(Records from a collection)

══════════

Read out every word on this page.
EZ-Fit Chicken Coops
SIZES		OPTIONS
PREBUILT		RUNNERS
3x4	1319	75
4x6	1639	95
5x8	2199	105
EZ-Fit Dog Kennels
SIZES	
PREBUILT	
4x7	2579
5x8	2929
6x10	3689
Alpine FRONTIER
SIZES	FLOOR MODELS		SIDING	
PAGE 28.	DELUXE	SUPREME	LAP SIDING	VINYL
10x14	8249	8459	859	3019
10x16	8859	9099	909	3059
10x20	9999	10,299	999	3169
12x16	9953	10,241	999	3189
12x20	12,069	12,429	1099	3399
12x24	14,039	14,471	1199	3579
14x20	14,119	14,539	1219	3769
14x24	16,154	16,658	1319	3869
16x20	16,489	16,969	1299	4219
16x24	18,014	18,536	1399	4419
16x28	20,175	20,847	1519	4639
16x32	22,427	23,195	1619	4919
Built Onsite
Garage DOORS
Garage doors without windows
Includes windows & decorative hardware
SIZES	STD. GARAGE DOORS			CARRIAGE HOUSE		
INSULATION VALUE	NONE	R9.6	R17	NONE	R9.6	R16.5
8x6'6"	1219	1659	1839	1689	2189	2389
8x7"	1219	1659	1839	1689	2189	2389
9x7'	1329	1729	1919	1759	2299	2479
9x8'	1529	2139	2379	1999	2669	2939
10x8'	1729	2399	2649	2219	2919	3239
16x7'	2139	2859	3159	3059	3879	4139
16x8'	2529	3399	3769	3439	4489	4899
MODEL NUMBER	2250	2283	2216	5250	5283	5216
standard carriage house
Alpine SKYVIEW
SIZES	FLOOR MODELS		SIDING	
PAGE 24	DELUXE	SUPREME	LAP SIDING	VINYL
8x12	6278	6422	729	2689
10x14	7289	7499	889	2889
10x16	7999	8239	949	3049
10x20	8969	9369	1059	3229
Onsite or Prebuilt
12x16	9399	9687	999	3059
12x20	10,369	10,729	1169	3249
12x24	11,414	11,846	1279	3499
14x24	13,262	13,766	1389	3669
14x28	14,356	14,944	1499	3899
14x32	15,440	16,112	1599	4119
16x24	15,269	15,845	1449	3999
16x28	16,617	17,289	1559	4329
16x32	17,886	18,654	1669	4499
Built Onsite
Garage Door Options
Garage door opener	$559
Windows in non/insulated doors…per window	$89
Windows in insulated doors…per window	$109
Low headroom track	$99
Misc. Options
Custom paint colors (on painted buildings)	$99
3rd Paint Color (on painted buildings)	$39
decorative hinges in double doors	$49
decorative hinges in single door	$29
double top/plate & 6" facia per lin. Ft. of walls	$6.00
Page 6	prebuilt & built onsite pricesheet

══════════

▸ **WRITTEN PROBLEM**
Extract the complete listing verbatim.

▸ **RESULT OF THIS EXERCISE**
Read out every word on this page.
EZ-Fit Chicken Coops
SIZES		OPTIONS
PREBUILT		RUNNERS
3x4	1319	75
4x6	1639	95
5x8	2199	105
EZ-Fit Dog Kennels
SIZES	
PREBUILT	
4x7	2579
5x8	2929
6x10	3689
Alpine FRONTIER
SIZES	FLOOR MODELS		SIDING	
PAGE 28.	DELUXE	SUPREME	LAP SIDING	VINYL
10x14	8249	8459	859	3019
10x16	8859	9099	909	3059
10x20	9999	10,299	999	3169
12x16	9953	10,241	999	3189
12x20	12,069	12,429	1099	3399
12x24	14,039	14,471	1199	3579
14x20	14,119	14,539	1219	3769
14x24	16,154	16,658	1319	3869
16x20	16,489	16,969	1299	4219
16x24	18,014	18,536	1399	4419
16x28	20,175	20,847	1519	4639
16x32	22,427	23,195	1619	4919
Built Onsite
Garage DOORS
Garage doors without windows
Includes windows & decorative hardware
SIZES	STD. GARAGE DOORS			CARRIAGE HOUSE		
INSULATION VALUE	NONE	R9.6	R17	NONE	R9.6	R16.5
8x6'6"	1219	1659	1839	1689	2189	2389
8x7"	1219	1659	1839	1689	2189	2389
9x7'	1329	1729	1919	1759	2299	2479
9x8'	1529	2139	2379	1999	2669	2939
10x8'	1729	2399	2649	2219	2919	3239
16x7'	2139	2859	3159	3059	3879	4139
16x8'	2529	3399	3769	3439	4489	4899
MODEL NUMBER	2250	2283	2216	5250	5283	5216
standard carriage house
Alpine SKYVIEW
SIZES	FLOOR MODELS		SIDING	
PAGE 24	DELUXE	SUPREME	LAP SIDING	VINYL
8x12	6278	6422	729	2689
10x14	7289	7499	889	2889
10x16	7999	8239	949	3049
10x20	8969	9369	1059	3229
Onsite or Prebuilt
12x16	9399	9687	999	3059
12x20	10,369	10,729	1169	3249
12x24	11,414	11,846	1279	3499
14x24	13,262	13,766	1389	3669
14x28	14,356	14,944	1499	3899
14x32	15,440	16,112	1599	4119
16x24	15,269	15,845	1449	3999
16x28	16,617	17,289	1559	4329
16x32	17,886	18,654	1669	4499
Built Onsite
Garage Door Options
Garage door opener	$559
Windows in non/insulated doors…per window	$89
Windows in insulated doors…per window	$109
Low headroom track	$99
Misc. Options
Custom paint colors (on painted buildings)	$99
3rd Paint Color (on painted buildings)	$39
decorative hinges in double doors	$49
decorative hinges in single door	$29
double top/plate & 6" facia per lin. Ft. of walls	$6.00
Page 6	prebuilt & built onsite pricesheet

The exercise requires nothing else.